** Do this **
Can you retype every record below exactly as written?

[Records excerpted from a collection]
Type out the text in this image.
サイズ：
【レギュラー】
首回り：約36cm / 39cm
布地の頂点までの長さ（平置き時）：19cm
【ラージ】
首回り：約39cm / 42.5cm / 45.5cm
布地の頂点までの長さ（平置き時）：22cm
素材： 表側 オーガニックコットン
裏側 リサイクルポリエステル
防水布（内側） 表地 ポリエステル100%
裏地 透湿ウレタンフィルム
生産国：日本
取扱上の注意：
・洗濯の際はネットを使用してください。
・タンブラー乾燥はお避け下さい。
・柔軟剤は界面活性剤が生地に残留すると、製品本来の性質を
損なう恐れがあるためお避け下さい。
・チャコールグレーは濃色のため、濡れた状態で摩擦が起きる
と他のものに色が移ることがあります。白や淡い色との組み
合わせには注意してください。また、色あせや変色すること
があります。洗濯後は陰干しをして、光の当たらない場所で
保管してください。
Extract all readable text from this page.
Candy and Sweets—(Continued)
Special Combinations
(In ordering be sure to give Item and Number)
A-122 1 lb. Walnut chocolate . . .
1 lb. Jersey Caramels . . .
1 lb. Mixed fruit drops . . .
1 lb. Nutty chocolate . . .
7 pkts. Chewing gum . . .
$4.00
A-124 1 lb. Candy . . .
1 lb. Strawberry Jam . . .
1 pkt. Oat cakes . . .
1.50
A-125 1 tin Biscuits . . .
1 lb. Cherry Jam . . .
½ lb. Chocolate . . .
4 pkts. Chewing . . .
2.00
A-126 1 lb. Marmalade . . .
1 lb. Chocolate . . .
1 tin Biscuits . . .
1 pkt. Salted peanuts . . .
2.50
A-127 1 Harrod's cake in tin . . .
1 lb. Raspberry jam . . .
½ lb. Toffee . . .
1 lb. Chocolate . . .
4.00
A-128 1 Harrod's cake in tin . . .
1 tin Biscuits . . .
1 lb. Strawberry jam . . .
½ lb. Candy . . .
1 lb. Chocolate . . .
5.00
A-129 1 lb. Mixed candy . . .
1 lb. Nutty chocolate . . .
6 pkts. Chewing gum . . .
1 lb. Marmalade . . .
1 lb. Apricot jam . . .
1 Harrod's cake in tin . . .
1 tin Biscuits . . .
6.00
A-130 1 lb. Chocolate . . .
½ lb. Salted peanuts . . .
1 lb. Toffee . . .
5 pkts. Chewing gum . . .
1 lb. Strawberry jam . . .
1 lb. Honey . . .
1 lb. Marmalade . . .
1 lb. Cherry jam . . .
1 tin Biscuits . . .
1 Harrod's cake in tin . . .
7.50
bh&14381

** Solved problem **
Type out the text in this image.
サイズ：
【レギュラー】
首回り：約36cm / 39cm
布地の頂点までの長さ（平置き時）：19cm
【ラージ】
首回り：約39cm / 42.5cm / 45.5cm
布地の頂点までの長さ（平置き時）：22cm
素材： 表側 オーガニックコットン
裏側 リサイクルポリエステル
防水布（内側） 表地 ポリエステル100%
裏地 透湿ウレタンフィルム
生産国：日本
取扱上の注意：
・洗濯の際はネットを使用してください。
・タンブラー乾燥はお避け下さい。
・柔軟剤は界面活性剤が生地に残留すると、製品本来の性質を
損なう恐れがあるためお避け下さい。
・チャコールグレーは濃色のため、濡れた状態で摩擦が起きる
と他のものに色が移ることがあります。白や淡い色との組み
合わせには注意してください。また、色あせや変色すること
があります。洗濯後は陰干しをして、光の当たらない場所で
保管してください。
Extract all readable text from this page.
Candy and Sweets—(Continued)
Special Combinations
(In ordering be sure to give Item and Number)
A-122 1 lb. Walnut chocolate . . .
1 lb. Jersey Caramels . . .
1 lb. Mixed fruit drops . . .
1 lb. Nutty chocolate . . .
7 pkts. Chewing gum . . .
$4.00
A-124 1 lb. Candy . . .
1 lb. Strawberry Jam . . .
1 pkt. Oat cakes . . .
1.50
A-125 1 tin Biscuits . . .
1 lb. Cherry Jam . . .
½ lb. Chocolate . . .
4 pkts. Chewing . . .
2.00
A-126 1 lb. Marmalade . . .
1 lb. Chocolate . . .
1 tin Biscuits . . .
1 pkt. Salted peanuts . . .
2.50
A-127 1 Harrod's cake in tin . . .
1 lb. Raspberry jam . . .
½ lb. Toffee . . .
1 lb. Chocolate . . .
4.00
A-128 1 Harrod's cake in tin . . .
1 tin Biscuits . . .
1 lb. Strawberry jam . . .
½ lb. Candy . . .
1 lb. Chocolate . . .
5.00
A-129 1 lb. Mixed candy . . .
1 lb. Nutty chocolate . . .
6 pkts. Chewing gum . . .
1 lb. Marmalade . . .
1 lb. Apricot jam . . .
1 Harrod's cake in tin . . .
1 tin Biscuits . . .
6.00
A-130 1 lb. Chocolate . . .
½ lb. Salted peanuts . . .
1 lb. Toffee . . .
5 pkts. Chewing gum . . .
1 lb. Strawberry jam . . .
1 lb. Honey . . .
1 lb. Marmalade . . .
1 lb. Cherry jam . . .
1 tin Biscuits . . .
1 Harrod's cake in tin . . .
7.50
bh&14381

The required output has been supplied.